It's not really about raw speed. Typing should be an unconscious reflex... you want words and symbols to appear on the screen, and they should do so, without you having to think about it. That way you can think about the problem at hand, and not about the act of entering the code to solve the problem.
If a bank only lets you connect via one OS/browser combo, you are effectively co-opted into the software ecosystem as designed by the bank- it's all their system.
I agree. I disallow any client-side code to run in my browser, and that makes it difficult or impossible to use many financial websites (not because allowing it would be more secure, but because the developers of the website go out of their way to make it that way).
Responsibility needs to go hand-in-hand with the power to make a decision; if a bank requires particular combinations of software, or disallows my preferred security policies, then it's their decision, and should be their responsibility. If the bank merely recommends software, but doesn't seek to subvert my security policy, then yes, faults in my security policy are my own damn fault.
The only way you could do what you want to do is to set up some kind of tunnel on a routable host. Both sides of the link would connect out to the proxy, and then the proxy would forward packets between the connections. It would work, but only with a lot of hacking. It would be difficult to use standard web tools and your aunt edna definitely couldn't connect to your home web server...
The problem with asserting that some solution is the only way is that the assertion is hard to prove (and often not true). It's a sign of arrogance, just like the old-time "we might as well close the patent office because everything worthwhile has been invented" thinking we like to laugh at.

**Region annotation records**

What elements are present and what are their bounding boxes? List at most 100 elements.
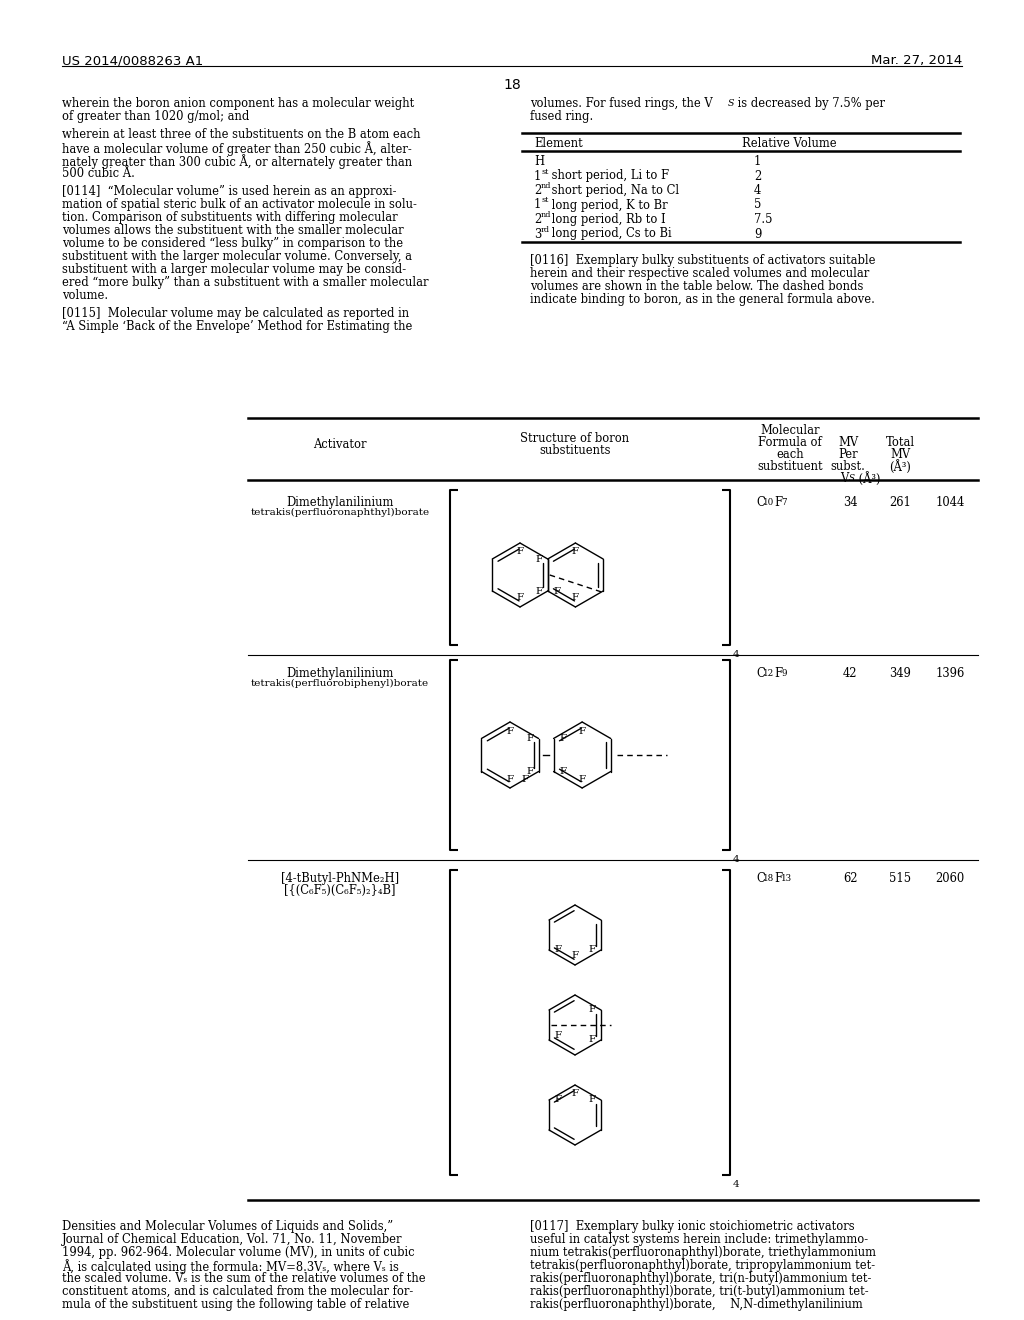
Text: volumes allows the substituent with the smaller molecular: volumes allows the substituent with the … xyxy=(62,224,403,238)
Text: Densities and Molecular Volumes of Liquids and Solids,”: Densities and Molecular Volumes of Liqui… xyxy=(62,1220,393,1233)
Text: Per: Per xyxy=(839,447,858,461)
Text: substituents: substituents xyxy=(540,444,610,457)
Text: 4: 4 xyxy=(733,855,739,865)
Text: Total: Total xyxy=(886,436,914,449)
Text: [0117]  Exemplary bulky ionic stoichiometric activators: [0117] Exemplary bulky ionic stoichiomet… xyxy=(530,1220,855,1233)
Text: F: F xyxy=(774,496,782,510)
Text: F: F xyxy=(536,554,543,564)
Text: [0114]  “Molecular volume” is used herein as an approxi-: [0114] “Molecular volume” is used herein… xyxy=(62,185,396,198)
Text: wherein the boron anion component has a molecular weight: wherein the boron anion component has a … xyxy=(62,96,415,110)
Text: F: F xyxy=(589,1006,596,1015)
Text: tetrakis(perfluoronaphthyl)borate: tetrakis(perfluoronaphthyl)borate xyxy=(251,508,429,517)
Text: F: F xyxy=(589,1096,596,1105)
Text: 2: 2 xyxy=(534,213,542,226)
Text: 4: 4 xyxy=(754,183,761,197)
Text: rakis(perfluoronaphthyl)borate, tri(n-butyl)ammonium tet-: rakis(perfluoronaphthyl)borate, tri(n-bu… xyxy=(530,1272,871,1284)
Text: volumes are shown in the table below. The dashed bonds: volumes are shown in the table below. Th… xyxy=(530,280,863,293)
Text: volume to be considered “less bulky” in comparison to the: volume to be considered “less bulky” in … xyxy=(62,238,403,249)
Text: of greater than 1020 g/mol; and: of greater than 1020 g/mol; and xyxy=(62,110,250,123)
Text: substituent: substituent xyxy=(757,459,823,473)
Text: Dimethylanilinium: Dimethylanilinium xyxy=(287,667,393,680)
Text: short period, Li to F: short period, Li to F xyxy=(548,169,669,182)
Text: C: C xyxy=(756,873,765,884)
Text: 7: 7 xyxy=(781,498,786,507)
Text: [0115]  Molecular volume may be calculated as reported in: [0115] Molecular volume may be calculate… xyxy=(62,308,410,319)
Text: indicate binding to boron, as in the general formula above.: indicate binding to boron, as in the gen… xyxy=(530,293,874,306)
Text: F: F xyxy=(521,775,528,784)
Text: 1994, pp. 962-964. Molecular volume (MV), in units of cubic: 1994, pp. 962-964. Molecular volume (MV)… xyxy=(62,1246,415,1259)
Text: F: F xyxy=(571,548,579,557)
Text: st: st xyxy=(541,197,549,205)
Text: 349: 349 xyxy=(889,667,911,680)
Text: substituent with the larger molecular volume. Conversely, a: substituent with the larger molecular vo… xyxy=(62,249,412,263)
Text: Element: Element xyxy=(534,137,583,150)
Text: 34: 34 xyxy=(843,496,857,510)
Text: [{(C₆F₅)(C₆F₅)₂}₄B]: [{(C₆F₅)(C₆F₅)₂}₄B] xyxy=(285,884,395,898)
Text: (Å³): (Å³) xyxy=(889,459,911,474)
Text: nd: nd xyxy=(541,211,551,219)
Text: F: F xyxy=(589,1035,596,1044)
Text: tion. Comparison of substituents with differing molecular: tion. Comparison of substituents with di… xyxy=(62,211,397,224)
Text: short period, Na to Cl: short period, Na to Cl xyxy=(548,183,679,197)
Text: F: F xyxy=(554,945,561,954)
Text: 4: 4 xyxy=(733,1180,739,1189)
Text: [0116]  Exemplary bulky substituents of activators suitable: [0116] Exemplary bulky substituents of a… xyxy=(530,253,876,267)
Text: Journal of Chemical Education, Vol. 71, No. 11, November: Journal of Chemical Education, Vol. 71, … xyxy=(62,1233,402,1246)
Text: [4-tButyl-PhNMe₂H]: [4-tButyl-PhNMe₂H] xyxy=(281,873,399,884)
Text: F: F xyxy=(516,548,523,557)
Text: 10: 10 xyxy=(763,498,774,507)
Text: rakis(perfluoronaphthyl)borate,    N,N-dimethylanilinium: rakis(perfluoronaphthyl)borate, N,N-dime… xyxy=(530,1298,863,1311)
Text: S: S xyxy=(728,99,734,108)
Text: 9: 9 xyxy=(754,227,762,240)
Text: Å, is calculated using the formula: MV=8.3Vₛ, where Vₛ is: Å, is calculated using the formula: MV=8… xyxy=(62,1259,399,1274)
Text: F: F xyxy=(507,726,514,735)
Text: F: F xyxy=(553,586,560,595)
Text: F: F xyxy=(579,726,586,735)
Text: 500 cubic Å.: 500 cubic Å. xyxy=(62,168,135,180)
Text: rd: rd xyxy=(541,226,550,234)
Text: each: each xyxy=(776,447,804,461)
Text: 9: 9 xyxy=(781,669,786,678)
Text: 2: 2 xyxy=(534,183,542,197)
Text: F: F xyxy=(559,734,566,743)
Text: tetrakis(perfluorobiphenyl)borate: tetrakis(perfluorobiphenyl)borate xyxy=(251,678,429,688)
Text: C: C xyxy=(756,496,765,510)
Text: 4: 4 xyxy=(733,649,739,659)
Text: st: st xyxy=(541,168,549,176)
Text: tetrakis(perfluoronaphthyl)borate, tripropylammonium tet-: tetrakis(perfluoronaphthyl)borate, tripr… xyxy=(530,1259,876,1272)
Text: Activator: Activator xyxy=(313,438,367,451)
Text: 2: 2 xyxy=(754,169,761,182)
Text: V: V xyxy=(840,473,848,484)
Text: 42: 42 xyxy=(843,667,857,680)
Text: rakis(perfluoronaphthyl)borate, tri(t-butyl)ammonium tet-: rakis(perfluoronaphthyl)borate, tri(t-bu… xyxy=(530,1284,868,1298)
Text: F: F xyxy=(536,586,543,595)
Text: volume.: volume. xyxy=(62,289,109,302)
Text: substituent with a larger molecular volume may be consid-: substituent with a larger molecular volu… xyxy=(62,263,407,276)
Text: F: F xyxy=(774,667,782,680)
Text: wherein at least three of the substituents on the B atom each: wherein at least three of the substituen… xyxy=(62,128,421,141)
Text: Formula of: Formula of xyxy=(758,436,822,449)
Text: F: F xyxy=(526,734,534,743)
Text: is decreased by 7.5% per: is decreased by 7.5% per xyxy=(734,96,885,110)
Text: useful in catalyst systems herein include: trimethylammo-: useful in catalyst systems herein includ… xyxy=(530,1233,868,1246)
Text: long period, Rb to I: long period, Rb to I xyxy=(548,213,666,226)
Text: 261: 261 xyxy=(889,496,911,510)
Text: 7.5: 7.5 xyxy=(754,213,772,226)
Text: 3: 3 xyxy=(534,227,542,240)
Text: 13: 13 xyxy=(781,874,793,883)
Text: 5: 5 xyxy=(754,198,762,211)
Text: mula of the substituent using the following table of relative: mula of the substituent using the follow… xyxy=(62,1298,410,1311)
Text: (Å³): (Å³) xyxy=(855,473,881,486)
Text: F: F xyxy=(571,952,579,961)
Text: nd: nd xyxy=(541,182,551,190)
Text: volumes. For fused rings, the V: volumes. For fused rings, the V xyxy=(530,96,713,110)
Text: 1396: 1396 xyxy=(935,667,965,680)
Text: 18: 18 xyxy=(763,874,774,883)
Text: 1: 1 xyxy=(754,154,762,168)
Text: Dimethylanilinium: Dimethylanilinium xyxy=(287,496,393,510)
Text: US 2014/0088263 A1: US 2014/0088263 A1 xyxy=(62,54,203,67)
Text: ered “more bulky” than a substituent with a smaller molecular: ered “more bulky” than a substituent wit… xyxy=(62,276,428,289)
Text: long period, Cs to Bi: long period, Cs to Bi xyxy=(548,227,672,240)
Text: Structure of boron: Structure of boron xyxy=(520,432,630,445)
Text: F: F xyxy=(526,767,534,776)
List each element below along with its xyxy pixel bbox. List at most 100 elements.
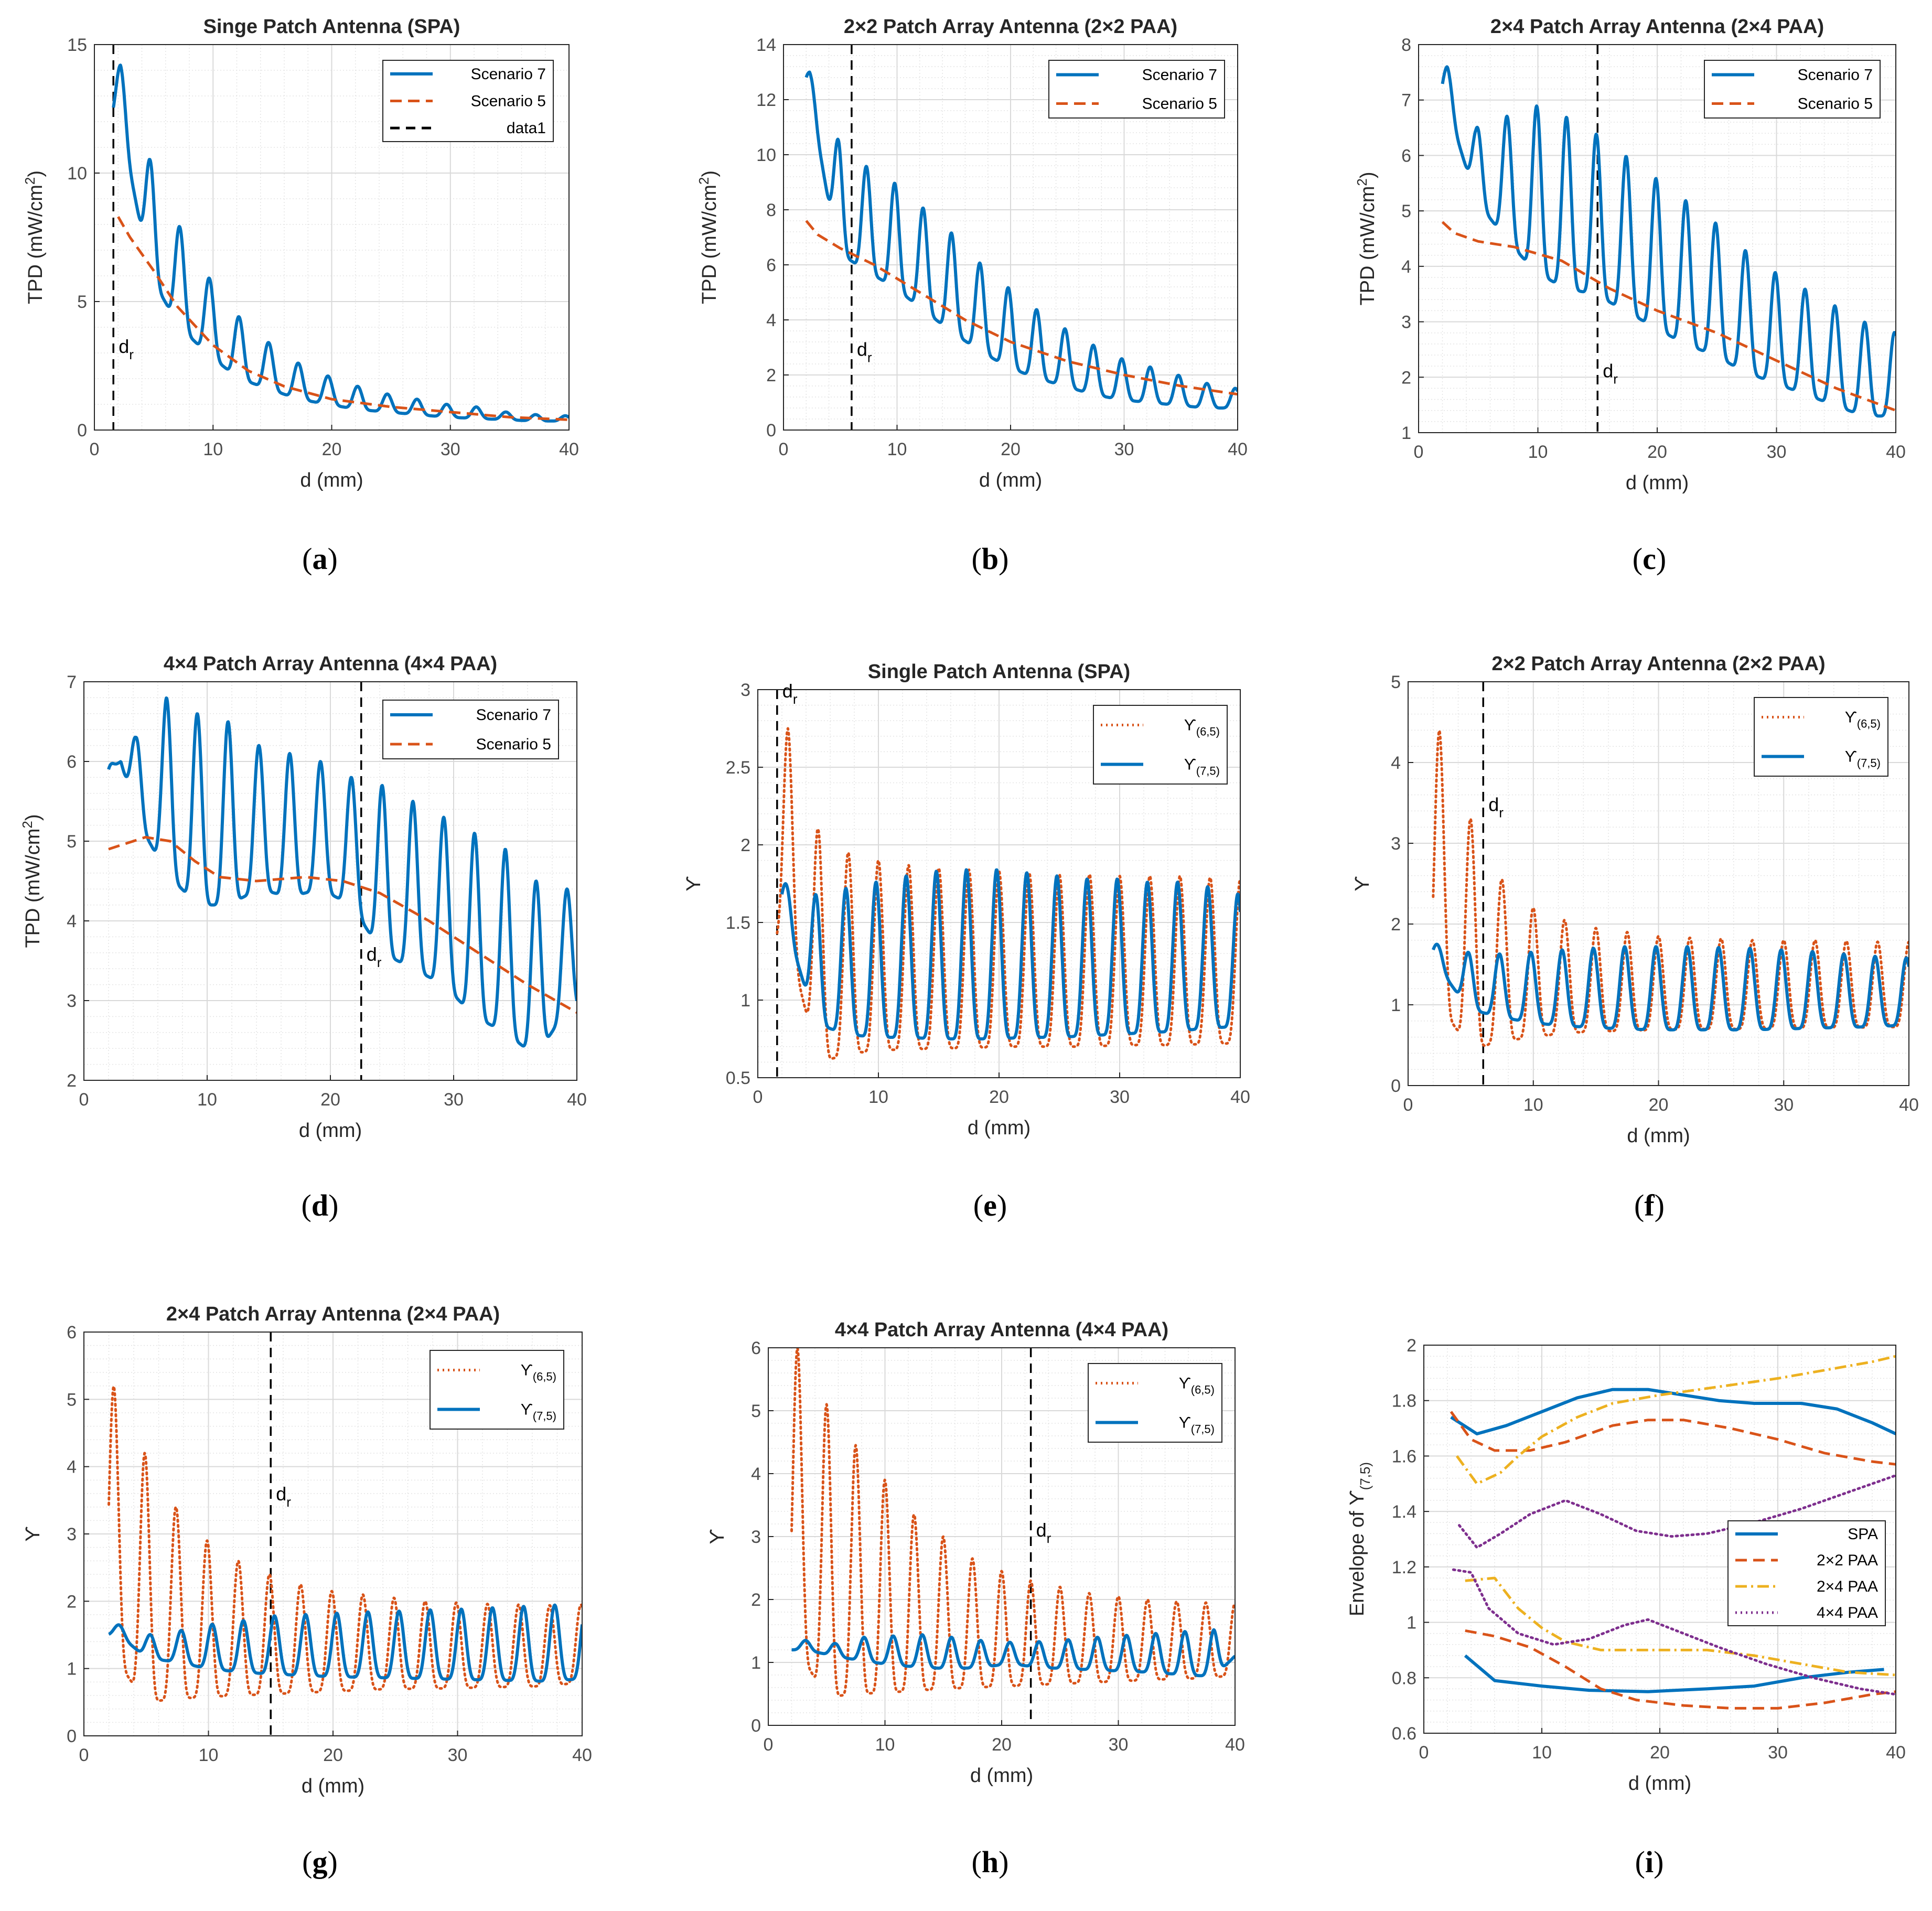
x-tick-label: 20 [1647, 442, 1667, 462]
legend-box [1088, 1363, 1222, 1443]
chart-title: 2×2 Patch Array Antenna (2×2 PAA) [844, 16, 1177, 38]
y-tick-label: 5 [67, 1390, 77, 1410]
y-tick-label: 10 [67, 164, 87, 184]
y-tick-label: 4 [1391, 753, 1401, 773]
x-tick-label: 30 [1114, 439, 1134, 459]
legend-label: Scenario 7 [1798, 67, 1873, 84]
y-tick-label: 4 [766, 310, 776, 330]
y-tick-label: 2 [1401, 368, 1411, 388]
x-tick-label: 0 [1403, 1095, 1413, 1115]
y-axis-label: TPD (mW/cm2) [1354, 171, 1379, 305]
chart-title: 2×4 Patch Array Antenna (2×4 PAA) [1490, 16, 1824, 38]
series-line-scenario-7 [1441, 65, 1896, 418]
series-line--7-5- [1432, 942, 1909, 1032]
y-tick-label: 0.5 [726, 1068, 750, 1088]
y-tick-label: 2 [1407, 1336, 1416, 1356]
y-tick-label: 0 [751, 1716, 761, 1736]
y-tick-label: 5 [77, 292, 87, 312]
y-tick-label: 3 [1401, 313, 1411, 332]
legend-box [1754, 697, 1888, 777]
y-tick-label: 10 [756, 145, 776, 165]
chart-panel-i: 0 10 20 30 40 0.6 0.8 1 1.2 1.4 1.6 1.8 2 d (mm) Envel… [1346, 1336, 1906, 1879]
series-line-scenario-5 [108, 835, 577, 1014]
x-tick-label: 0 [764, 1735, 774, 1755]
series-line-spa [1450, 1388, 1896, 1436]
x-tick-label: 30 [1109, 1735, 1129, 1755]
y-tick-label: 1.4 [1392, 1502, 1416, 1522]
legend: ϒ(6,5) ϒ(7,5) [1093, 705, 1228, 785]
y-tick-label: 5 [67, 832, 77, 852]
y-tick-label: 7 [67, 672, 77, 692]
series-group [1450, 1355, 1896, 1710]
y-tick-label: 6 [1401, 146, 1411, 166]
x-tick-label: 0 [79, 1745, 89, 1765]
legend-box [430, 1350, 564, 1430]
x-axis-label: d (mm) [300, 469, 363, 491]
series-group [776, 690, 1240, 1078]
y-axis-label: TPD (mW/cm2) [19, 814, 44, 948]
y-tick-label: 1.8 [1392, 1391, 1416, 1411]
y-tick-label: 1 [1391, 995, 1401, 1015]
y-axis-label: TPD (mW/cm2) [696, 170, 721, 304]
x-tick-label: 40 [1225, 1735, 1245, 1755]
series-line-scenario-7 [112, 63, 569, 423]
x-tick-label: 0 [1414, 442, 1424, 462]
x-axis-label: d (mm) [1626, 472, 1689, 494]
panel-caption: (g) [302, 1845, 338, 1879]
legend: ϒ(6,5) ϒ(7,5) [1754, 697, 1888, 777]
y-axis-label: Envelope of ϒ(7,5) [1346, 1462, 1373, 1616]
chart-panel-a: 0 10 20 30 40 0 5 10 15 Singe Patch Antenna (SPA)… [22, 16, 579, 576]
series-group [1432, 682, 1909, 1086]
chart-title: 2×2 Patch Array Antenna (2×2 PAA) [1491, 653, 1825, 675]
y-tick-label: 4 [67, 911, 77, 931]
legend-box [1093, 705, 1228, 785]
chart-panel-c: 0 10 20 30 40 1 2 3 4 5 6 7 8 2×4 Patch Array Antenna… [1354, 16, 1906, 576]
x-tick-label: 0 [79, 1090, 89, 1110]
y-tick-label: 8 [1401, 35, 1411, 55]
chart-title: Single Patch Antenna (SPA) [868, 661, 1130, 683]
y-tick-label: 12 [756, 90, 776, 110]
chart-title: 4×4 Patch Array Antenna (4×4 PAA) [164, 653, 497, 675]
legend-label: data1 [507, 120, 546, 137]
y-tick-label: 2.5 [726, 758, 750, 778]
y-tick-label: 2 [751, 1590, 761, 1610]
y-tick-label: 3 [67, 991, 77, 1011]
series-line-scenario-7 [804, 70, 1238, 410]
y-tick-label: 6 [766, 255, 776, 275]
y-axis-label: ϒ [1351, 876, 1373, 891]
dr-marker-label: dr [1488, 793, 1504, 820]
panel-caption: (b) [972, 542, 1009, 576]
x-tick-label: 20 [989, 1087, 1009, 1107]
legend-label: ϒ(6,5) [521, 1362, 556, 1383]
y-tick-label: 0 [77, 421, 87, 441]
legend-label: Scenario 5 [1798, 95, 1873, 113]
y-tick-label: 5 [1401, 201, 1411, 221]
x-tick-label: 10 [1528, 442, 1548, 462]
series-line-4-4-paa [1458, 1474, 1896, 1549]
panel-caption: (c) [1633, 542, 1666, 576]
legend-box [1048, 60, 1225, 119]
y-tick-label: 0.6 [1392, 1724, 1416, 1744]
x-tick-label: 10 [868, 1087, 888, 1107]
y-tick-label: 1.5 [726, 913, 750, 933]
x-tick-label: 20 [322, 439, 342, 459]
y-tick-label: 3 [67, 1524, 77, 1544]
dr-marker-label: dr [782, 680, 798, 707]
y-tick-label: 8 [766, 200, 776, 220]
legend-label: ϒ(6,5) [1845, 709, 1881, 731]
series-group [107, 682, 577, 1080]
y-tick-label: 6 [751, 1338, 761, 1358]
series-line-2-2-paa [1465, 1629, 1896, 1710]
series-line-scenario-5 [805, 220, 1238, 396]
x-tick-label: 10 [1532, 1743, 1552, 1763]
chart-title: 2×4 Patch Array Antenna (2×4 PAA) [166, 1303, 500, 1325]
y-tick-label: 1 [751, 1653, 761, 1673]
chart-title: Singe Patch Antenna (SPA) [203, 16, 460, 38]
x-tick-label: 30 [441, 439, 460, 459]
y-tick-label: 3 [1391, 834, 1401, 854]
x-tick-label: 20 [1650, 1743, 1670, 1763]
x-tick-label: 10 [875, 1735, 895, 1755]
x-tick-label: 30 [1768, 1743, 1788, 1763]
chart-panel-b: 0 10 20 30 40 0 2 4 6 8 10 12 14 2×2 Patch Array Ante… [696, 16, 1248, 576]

**Task instructions**
1. Quote the forum comments in full, word for word.
2. Gather every line in the entries that contains the string "group".

**Set of answers**
1.
It's not really about raw speed. Typing should be an unconscious reflex... you want words and symbols to appear on the screen, and they should do so, without you having to think about it. That way you can think about the problem at hand, and not about the act of entering the code to solve the problem.
If a bank only lets you connect via one OS/browser combo, you are effectively co-opted into the software ecosystem as designed by the bank- it's all their system.
I agree. I disallow any client-side code to run in my browser, and that makes it difficult or impossible to use many financial websites (not because allowing it would be more secure, but because the developers of the website go out of their way to make it that way).
Responsibility needs to go hand-in-hand with the power to make a decision; if a bank requires particular combinations of software, or disallows my preferred security policies, then it's their decision, and should be their responsibility. If the bank merely recommends software, but doesn't seek to subvert my security policy, then yes, faults in my security policy are my own damn fault.
The only way you could do what you want to do is to set up some kind of tunnel on a routable host. Both sides of the link would connect out to the proxy, and then the proxy would forward packets between the connections. It would work, but only with a lot of hacking. It would be difficult to use standard web tools and your aunt edna definitely couldn't connect to your home web server...
The problem with asserting that some solution is the only way is that the assertion is hard to prove (and often not true). It's a sign of arrogance, just like the old-time "we might as well close the patent office because everything worthwhile has been invented" thinking we like to laugh at.

2.
series-group [1450, 1355, 1896, 1710]
series-group [776, 690, 1240, 1078]
series-group [1432, 682, 1909, 1086]
series-group [107, 682, 577, 1080]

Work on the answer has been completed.